YOUR GOAL: Starting at the line that contains "Read all visible content and emit it as JSON.", reproduce every line through the end of the entries below, with no pictures in the copy.

ENTRIES SHOWN:
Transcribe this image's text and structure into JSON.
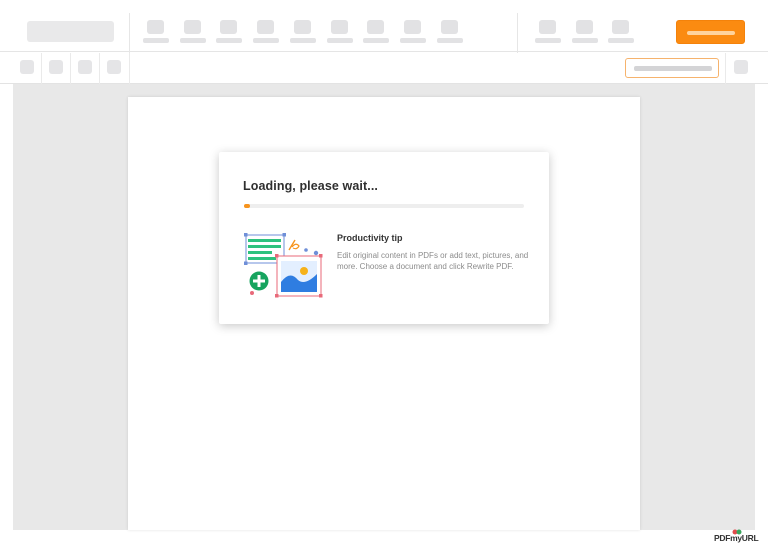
{
  "dialog": {
    "title": "Loading, please wait...",
    "progress": 0.02,
    "tip_title": "Productivity tip",
    "tip_body": "Edit original content in PDFs or add text, pictures, and more. Choose a document and click Rewrite PDF."
  },
  "watermark": {
    "text": "PDFmyURL"
  },
  "colors": {
    "accent": "#fb8b11",
    "progress": "#f7941d",
    "workspace_bg": "#e8e8e8",
    "placeholder": "#e2e2e4"
  },
  "icons": [
    "document-text-icon",
    "pen-icon",
    "image-icon",
    "add-circle-icon",
    "sun-icon"
  ]
}
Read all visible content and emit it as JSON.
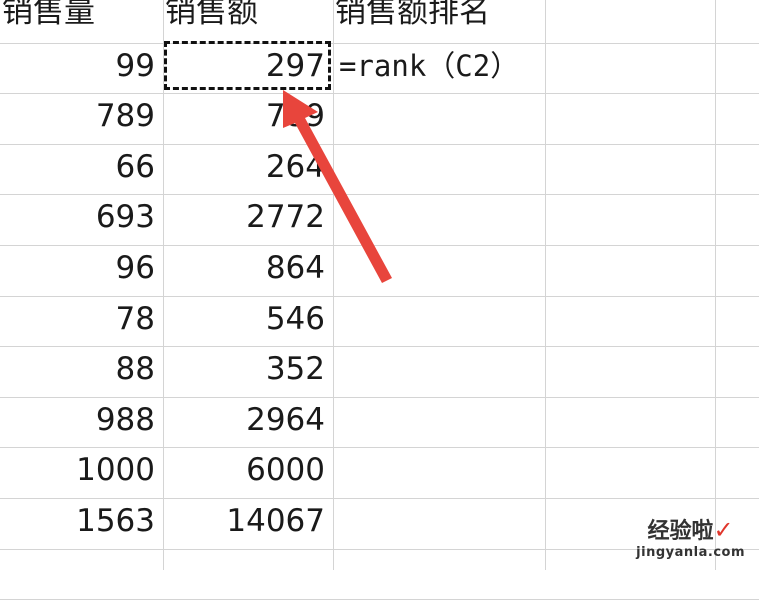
{
  "headers": [
    "销售量",
    "销售额",
    "销售额排名"
  ],
  "rows": [
    {
      "qty": "99",
      "amount": "297"
    },
    {
      "qty": "789",
      "amount": "789"
    },
    {
      "qty": "66",
      "amount": "264"
    },
    {
      "qty": "693",
      "amount": "2772"
    },
    {
      "qty": "96",
      "amount": "864"
    },
    {
      "qty": "78",
      "amount": "546"
    },
    {
      "qty": "88",
      "amount": "352"
    },
    {
      "qty": "988",
      "amount": "2964"
    },
    {
      "qty": "1000",
      "amount": "6000"
    },
    {
      "qty": "1563",
      "amount": "14067"
    }
  ],
  "formula": "=rank（C2）",
  "colors": {
    "grid": "#d4d4d4",
    "arrow": "#e8453c",
    "text": "#1a1a1a"
  },
  "watermark": {
    "name": "经验啦",
    "url": "jingyanla.com"
  },
  "icons": {
    "selection": "dashed-marquee",
    "arrow": "red-arrow-pointer",
    "check": "checkmark-icon"
  }
}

OUTPUT OF THE TASK:
Read all visible content and emit it as JSON.
{
  "headers": [
    "销售量",
    "销售额",
    "销售额排名"
  ],
  "rows": [
    {
      "qty": "99",
      "amount": "297"
    },
    {
      "qty": "789",
      "amount": "789"
    },
    {
      "qty": "66",
      "amount": "264"
    },
    {
      "qty": "693",
      "amount": "2772"
    },
    {
      "qty": "96",
      "amount": "864"
    },
    {
      "qty": "78",
      "amount": "546"
    },
    {
      "qty": "88",
      "amount": "352"
    },
    {
      "qty": "988",
      "amount": "2964"
    },
    {
      "qty": "1000",
      "amount": "6000"
    },
    {
      "qty": "1563",
      "amount": "14067"
    }
  ],
  "formula": "=rank（C2）",
  "colors": {
    "grid": "#d4d4d4",
    "arrow": "#e8453c",
    "text": "#1a1a1a"
  },
  "watermark": {
    "name": "经验啦",
    "url": "jingyanla.com"
  },
  "icons": {
    "selection": "dashed-marquee",
    "arrow": "red-arrow-pointer",
    "check": "checkmark-icon"
  }
}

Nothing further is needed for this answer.